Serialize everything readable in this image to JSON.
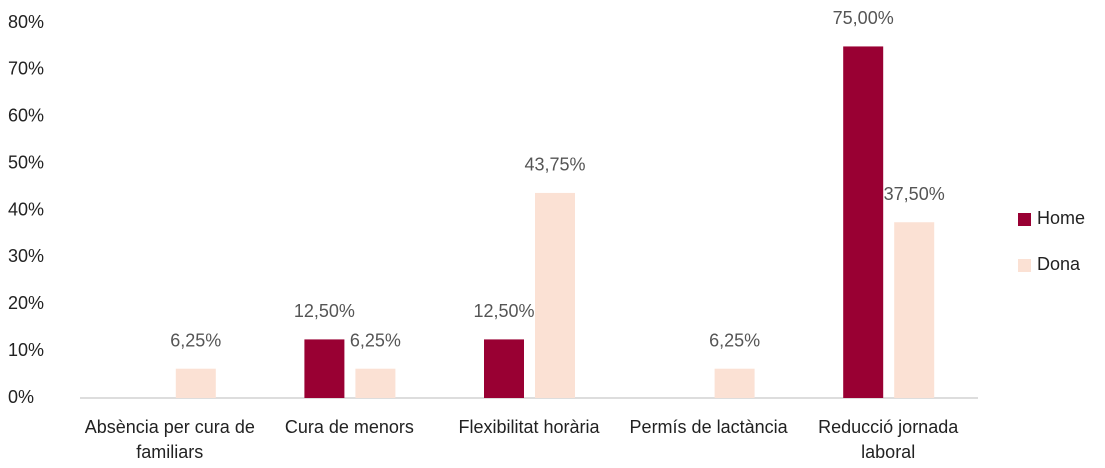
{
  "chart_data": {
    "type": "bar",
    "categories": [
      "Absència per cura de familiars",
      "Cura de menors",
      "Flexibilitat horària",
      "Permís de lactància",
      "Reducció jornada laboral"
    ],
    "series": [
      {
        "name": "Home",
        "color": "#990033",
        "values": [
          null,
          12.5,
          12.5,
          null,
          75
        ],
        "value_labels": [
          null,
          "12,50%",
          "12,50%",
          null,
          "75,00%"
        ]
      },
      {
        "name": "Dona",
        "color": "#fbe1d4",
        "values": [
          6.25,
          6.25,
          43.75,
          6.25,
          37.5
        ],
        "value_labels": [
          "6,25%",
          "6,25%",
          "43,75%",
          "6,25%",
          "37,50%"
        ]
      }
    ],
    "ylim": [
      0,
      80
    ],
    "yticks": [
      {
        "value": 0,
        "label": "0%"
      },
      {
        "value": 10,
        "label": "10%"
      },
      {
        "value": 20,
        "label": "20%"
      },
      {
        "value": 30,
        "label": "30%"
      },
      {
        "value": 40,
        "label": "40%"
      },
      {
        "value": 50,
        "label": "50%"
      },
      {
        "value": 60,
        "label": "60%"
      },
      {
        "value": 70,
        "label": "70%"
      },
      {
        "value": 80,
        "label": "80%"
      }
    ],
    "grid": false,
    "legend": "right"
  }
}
────────────────────────────────────────
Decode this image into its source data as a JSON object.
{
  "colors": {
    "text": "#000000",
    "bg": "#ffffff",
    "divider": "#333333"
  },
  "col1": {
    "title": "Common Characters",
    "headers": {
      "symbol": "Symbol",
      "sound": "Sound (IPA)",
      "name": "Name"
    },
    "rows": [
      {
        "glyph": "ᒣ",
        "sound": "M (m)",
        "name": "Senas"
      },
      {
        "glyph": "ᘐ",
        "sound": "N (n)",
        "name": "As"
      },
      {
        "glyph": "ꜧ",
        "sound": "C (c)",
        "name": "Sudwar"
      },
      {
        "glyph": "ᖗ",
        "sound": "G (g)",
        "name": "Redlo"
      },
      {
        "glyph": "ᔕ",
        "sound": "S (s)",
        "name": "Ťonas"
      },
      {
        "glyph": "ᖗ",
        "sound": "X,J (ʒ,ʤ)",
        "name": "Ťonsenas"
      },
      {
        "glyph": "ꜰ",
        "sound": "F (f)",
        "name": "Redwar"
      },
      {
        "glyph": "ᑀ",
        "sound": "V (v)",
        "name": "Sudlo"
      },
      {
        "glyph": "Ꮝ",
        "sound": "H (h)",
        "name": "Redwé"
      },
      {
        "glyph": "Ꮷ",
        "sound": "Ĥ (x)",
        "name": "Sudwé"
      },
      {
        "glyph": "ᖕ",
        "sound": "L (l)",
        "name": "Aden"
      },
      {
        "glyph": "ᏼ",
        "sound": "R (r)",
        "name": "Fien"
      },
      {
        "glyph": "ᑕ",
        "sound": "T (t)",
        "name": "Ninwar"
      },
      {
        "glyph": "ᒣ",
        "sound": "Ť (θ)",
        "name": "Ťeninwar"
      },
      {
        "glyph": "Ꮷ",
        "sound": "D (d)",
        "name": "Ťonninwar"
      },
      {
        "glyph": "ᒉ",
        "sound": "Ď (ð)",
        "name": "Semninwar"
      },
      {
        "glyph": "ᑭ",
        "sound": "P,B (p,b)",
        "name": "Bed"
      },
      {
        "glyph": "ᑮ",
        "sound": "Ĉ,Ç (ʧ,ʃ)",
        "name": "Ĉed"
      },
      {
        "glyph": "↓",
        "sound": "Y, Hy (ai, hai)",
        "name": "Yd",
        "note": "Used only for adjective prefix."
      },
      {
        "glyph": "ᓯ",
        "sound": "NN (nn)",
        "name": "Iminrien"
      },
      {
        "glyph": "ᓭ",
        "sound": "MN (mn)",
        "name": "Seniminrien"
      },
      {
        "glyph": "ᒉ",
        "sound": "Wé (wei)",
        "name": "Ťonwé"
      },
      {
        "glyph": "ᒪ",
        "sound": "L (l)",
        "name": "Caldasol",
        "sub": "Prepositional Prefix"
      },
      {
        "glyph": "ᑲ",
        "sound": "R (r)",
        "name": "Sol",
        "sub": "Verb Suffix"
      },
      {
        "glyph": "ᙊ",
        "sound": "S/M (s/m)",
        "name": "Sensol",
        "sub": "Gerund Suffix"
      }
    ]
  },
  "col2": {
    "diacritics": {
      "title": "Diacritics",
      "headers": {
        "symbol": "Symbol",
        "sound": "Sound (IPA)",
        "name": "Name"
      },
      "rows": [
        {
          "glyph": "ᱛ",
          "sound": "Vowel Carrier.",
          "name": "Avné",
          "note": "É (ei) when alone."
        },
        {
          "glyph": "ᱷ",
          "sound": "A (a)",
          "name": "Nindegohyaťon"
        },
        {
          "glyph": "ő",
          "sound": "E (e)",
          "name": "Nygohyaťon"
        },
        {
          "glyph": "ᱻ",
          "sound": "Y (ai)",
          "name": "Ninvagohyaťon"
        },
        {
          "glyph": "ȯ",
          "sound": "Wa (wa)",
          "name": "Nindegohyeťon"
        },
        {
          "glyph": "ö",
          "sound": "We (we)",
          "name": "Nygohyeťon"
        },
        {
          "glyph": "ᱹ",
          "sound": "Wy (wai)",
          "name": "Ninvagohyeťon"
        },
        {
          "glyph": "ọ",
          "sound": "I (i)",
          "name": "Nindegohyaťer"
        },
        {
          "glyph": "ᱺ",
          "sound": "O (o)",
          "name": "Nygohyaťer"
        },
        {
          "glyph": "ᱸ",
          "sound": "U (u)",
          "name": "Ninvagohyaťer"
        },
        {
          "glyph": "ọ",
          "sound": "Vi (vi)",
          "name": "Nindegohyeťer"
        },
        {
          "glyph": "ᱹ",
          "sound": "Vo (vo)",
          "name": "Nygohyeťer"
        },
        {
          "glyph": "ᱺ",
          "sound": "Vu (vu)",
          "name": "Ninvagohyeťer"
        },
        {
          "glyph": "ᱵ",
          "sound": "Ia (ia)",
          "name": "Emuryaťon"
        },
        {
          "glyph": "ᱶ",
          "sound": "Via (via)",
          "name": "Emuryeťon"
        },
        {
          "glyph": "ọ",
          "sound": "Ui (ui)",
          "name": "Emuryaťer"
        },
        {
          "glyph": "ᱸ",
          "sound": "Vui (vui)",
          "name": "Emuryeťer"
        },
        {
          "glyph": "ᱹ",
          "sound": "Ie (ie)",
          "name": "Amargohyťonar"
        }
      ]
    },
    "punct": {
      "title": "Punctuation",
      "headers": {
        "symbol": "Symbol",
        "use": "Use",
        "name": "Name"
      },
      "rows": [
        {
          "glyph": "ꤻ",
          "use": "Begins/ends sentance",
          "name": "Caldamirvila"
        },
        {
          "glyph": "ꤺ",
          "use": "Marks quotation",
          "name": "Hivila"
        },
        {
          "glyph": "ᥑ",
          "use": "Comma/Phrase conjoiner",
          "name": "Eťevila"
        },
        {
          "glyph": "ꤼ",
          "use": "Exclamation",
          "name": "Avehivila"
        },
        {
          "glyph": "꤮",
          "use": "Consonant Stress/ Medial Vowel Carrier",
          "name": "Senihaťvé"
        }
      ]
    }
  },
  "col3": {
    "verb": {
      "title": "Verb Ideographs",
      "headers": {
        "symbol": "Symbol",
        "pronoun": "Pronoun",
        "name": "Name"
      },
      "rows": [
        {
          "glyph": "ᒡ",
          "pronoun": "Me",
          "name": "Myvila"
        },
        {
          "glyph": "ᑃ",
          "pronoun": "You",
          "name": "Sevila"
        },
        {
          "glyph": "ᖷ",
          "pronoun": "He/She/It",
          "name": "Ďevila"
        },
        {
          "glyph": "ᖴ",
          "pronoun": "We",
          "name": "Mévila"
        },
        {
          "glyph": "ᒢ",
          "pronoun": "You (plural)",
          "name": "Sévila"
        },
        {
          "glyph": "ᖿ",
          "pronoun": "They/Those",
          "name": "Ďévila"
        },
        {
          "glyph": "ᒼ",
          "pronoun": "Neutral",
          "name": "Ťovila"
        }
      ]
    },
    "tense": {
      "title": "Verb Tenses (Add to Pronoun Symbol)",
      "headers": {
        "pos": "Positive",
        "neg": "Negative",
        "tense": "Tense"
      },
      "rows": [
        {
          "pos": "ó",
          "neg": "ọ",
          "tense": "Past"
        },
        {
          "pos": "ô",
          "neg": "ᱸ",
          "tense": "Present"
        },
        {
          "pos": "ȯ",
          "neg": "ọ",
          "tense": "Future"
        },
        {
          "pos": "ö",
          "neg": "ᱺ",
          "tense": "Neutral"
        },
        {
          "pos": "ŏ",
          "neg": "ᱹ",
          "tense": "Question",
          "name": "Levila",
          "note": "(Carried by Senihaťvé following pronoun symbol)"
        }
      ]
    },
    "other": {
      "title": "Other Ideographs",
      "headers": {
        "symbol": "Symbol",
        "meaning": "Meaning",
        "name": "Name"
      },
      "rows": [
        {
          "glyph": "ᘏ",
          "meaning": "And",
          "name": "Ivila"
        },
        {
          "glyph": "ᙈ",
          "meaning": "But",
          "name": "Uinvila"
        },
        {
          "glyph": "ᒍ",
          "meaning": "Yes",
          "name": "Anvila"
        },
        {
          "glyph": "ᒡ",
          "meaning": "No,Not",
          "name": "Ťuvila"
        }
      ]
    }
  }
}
────────────────────────────────────────
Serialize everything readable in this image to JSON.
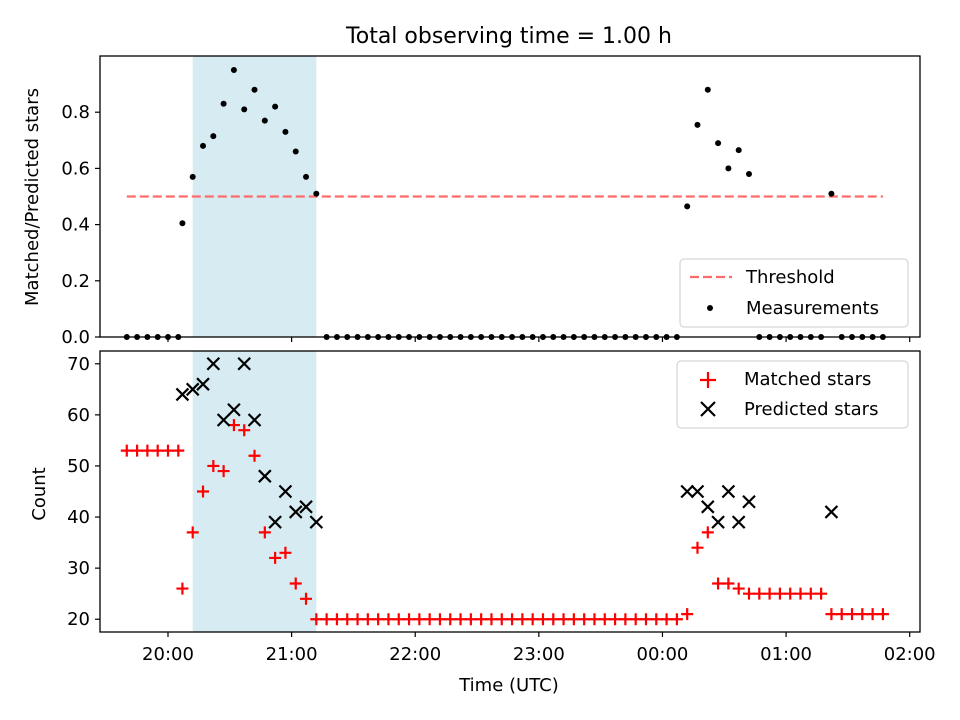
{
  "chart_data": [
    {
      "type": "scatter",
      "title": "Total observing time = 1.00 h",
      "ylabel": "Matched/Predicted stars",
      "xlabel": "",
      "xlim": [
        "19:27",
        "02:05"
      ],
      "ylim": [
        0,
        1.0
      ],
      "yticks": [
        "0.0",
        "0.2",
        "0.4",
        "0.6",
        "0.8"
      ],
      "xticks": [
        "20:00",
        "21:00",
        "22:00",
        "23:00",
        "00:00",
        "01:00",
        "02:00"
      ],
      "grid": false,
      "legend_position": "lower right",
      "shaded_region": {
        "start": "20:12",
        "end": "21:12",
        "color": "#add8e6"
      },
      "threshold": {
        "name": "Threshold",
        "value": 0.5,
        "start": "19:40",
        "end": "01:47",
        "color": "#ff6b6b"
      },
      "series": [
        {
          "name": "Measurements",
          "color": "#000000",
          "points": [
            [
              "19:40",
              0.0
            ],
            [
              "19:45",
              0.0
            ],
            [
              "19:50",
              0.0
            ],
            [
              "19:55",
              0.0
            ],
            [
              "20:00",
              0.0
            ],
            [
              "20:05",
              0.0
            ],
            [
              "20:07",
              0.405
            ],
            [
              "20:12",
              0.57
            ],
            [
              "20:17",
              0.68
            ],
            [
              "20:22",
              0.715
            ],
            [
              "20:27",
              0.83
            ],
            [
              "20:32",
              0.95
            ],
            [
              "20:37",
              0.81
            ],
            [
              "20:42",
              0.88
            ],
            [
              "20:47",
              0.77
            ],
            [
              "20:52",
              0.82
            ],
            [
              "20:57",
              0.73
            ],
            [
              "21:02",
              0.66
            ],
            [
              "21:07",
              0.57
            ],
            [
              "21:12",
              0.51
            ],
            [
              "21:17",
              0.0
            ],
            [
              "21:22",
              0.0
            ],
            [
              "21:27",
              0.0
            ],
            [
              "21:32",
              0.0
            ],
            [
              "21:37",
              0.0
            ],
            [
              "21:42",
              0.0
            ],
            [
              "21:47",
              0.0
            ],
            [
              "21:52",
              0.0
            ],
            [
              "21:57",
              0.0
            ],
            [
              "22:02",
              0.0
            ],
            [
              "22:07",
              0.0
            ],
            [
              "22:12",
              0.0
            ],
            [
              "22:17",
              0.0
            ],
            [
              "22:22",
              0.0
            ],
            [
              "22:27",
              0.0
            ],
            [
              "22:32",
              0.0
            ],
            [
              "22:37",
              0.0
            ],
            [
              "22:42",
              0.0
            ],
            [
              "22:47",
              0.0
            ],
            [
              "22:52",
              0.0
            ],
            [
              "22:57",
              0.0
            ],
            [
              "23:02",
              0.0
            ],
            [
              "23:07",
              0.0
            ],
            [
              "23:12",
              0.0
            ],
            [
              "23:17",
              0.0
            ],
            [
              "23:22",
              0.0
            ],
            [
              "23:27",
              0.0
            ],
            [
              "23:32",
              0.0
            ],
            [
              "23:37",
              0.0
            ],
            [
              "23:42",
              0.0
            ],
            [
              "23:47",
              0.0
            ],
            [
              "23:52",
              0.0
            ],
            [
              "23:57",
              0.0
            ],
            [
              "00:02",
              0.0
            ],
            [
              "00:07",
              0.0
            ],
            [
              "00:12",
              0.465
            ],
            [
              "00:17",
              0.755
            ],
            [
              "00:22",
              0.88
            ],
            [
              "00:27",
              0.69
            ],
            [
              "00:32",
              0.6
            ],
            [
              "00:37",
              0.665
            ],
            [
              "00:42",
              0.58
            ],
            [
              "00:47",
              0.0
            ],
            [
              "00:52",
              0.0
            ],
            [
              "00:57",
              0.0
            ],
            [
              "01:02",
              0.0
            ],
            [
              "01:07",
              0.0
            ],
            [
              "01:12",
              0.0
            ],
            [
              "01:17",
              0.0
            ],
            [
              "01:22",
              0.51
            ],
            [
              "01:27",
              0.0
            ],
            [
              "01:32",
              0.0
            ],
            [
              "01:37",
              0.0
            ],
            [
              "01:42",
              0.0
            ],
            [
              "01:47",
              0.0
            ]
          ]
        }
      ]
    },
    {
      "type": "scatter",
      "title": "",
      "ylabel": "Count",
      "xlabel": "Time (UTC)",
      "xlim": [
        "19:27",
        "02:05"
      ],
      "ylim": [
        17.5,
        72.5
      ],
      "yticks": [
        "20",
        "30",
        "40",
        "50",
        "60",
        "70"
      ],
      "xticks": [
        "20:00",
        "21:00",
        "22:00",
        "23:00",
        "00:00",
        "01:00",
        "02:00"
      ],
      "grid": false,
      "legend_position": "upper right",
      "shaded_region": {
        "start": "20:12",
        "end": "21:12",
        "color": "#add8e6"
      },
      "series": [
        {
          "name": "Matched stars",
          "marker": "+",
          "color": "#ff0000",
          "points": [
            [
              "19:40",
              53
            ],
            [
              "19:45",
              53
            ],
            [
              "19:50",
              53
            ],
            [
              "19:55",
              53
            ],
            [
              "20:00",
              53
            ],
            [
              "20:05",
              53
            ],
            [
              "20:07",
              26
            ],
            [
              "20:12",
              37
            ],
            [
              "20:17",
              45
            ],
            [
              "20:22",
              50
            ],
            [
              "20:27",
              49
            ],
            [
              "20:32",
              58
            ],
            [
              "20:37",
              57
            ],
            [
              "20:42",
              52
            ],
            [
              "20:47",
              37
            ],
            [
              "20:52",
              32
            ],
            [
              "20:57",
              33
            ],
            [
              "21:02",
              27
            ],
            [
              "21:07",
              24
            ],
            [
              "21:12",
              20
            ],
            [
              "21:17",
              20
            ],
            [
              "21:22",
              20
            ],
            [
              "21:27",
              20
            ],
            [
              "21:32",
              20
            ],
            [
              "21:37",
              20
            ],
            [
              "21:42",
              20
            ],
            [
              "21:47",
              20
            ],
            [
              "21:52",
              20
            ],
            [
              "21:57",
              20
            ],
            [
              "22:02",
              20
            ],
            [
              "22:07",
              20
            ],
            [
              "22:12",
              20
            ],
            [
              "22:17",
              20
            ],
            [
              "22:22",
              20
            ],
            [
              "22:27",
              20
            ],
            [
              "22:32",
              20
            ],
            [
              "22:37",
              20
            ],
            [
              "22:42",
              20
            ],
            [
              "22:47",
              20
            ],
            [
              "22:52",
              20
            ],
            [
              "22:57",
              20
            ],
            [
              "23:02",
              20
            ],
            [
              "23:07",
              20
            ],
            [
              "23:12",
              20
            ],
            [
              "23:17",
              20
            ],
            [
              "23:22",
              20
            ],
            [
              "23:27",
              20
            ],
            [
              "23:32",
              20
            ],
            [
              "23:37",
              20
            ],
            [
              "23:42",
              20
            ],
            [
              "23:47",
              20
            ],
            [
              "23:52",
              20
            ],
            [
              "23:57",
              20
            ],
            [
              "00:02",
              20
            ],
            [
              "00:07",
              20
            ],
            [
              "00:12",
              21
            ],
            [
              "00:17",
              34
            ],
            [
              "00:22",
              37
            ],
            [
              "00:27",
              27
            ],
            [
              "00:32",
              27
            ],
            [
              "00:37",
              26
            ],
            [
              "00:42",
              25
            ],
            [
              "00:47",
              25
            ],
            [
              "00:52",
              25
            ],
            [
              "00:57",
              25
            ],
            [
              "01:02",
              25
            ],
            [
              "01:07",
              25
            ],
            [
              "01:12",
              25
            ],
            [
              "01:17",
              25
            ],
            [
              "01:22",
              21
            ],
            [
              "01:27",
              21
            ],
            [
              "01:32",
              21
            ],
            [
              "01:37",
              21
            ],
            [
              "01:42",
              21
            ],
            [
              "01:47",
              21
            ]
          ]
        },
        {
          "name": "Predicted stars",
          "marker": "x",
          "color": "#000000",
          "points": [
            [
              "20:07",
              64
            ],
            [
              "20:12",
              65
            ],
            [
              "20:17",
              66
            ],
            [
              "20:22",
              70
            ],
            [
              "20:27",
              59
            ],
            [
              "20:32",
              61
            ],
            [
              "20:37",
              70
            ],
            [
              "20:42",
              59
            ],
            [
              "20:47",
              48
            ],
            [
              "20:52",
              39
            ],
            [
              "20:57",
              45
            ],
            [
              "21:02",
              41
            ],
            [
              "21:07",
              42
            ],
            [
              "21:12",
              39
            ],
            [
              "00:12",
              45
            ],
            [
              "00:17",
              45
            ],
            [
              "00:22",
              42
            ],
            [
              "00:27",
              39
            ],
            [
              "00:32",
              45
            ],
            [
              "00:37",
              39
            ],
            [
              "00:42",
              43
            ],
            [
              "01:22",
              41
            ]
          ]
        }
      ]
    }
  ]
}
────────────────────────────────────────
= WORK REQUIRED =
Give only the count of lines in the data that include the string "Senihaťvé".

= OUTPUT FOR THIS TASK =
2